SUPPLIED DATA
BEGIN

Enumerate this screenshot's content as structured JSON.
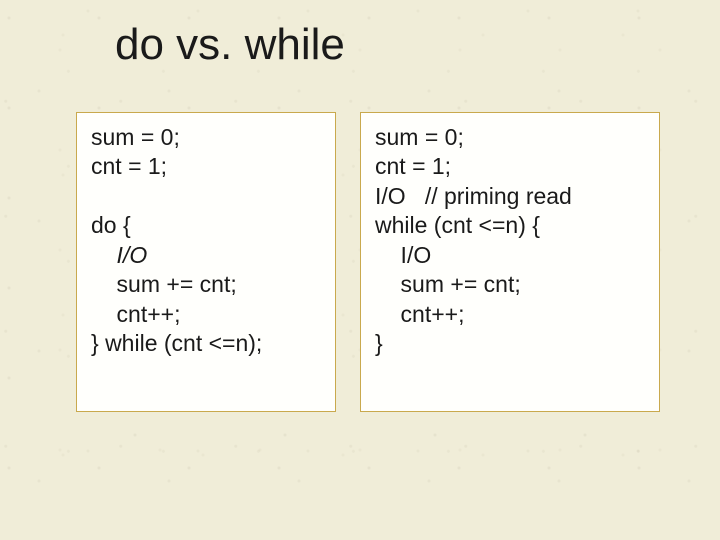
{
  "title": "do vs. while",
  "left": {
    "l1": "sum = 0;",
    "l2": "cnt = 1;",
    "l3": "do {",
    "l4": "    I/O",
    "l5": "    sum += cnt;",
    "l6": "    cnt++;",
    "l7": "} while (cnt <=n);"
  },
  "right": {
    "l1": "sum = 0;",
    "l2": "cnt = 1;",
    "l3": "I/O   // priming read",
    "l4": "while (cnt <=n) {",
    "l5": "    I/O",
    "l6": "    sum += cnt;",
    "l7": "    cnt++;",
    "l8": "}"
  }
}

END

WHAT IS REQUIRED
Write out the listing above exactly as it stands, pictures excluded.

ANSWER BELOW
Enumerate this screenshot's content as structured JSON.
{
  "title": "do vs. while",
  "left": {
    "l1": "sum = 0;",
    "l2": "cnt = 1;",
    "l3": "do {",
    "l4": "    I/O",
    "l5": "    sum += cnt;",
    "l6": "    cnt++;",
    "l7": "} while (cnt <=n);"
  },
  "right": {
    "l1": "sum = 0;",
    "l2": "cnt = 1;",
    "l3": "I/O   // priming read",
    "l4": "while (cnt <=n) {",
    "l5": "    I/O",
    "l6": "    sum += cnt;",
    "l7": "    cnt++;",
    "l8": "}"
  }
}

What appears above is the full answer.